SHORT TASK — Collect every line below that contains the word "Professor".

DATA SUPPLIED —
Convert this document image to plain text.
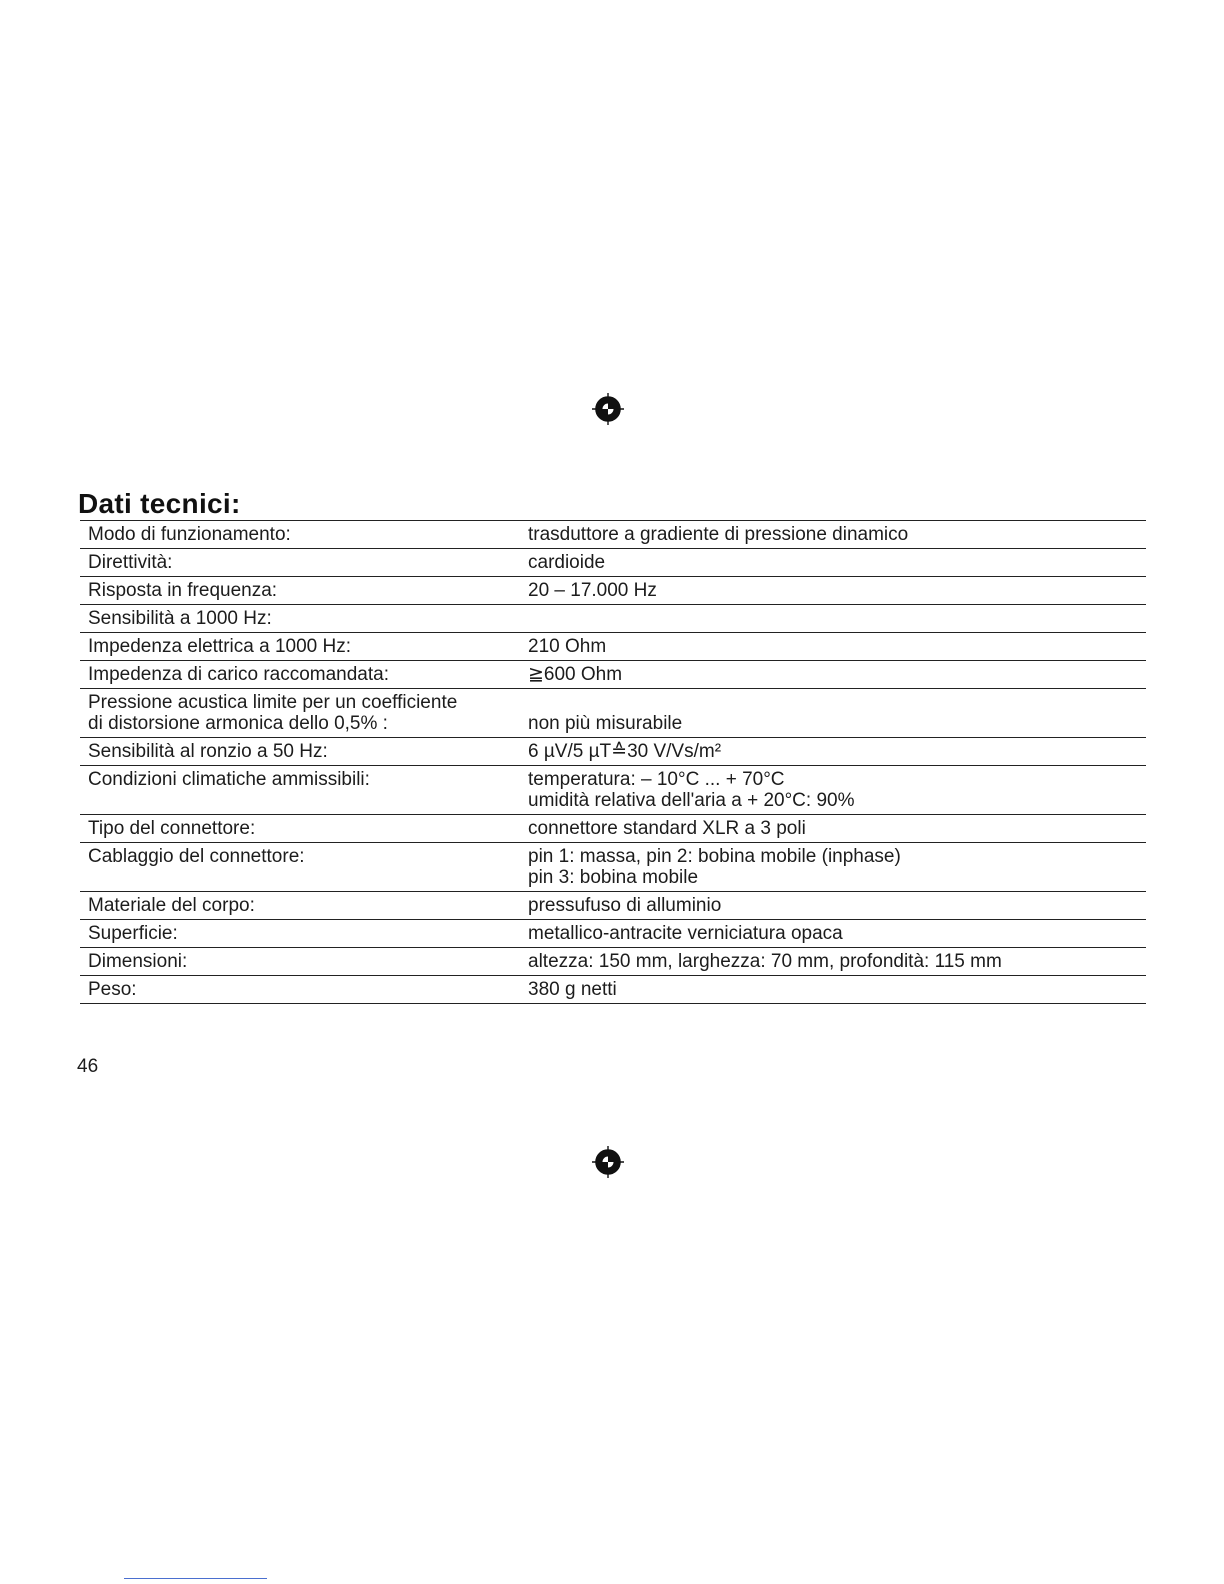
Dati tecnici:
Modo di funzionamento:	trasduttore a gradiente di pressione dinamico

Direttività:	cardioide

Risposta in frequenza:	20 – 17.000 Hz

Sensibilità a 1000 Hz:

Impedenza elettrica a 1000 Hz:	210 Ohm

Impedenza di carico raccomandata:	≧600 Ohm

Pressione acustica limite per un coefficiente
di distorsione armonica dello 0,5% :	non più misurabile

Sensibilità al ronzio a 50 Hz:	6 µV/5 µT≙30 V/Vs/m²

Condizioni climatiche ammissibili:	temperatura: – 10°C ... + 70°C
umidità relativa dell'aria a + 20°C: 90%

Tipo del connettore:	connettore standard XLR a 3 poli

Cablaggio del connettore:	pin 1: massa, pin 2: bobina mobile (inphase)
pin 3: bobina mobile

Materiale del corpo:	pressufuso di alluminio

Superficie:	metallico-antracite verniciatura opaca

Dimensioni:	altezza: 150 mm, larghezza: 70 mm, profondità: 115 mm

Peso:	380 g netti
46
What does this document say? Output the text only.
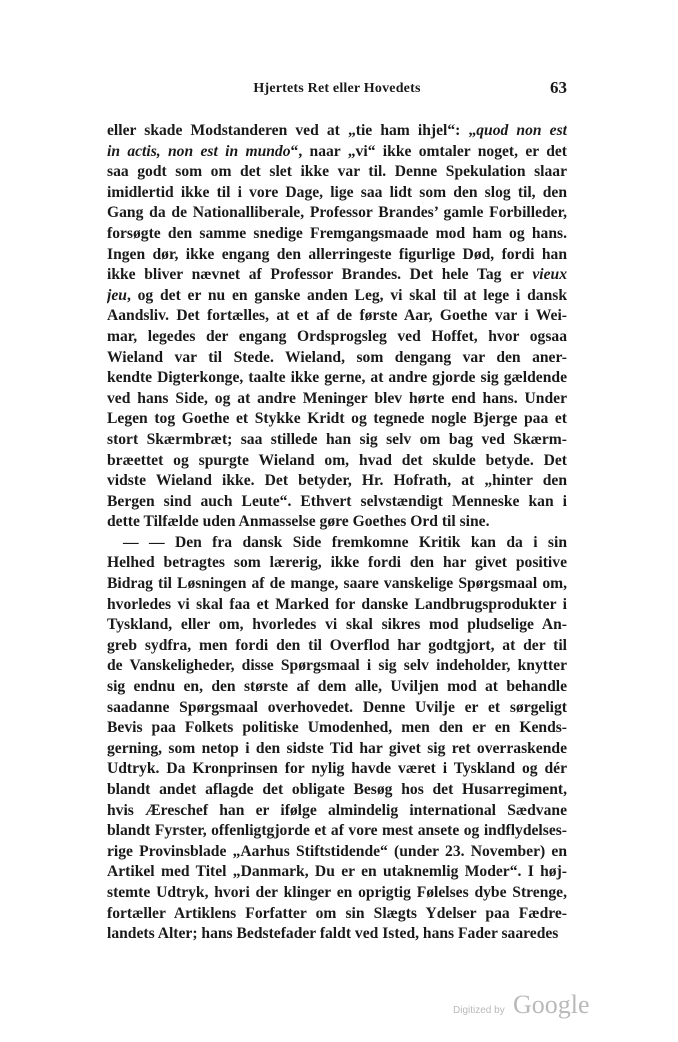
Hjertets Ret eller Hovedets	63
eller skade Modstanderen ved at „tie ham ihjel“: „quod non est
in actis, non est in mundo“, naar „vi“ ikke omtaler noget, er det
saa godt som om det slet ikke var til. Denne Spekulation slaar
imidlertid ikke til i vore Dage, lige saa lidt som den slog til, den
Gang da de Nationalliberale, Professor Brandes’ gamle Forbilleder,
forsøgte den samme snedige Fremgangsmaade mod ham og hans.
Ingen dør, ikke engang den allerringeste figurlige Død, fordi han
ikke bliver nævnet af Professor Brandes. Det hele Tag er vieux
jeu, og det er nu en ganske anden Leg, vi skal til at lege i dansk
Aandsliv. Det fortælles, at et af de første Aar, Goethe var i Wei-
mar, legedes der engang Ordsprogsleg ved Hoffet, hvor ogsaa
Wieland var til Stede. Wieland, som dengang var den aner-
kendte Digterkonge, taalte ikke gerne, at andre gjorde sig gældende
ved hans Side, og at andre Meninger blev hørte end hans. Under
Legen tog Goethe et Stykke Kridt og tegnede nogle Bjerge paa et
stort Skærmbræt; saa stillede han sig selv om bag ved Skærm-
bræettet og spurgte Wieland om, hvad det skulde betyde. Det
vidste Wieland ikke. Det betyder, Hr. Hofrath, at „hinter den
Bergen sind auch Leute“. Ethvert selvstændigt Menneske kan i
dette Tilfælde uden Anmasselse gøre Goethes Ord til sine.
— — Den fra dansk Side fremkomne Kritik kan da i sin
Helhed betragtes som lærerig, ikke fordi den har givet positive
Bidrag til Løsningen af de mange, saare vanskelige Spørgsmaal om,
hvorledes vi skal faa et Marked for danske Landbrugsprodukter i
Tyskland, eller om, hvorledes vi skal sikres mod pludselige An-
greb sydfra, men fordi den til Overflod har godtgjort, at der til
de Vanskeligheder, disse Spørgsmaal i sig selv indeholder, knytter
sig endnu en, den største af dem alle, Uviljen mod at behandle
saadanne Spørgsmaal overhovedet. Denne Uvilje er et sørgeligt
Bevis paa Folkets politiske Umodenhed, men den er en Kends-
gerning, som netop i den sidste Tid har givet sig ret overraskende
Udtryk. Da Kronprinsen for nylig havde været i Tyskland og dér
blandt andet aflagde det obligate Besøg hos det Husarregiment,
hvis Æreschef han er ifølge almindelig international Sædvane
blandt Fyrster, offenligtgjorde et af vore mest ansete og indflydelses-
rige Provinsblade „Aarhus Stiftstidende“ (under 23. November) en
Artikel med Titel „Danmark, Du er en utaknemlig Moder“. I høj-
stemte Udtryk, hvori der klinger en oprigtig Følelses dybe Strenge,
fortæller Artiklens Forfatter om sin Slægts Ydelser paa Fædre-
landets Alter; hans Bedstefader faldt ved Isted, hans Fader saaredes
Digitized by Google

RESULT BELOW —
Gang da de Nationalliberale, Professor Brandes’ gamle Forbilleder,
ikke bliver nævnet af Professor Brandes. Det hele Tag er vieux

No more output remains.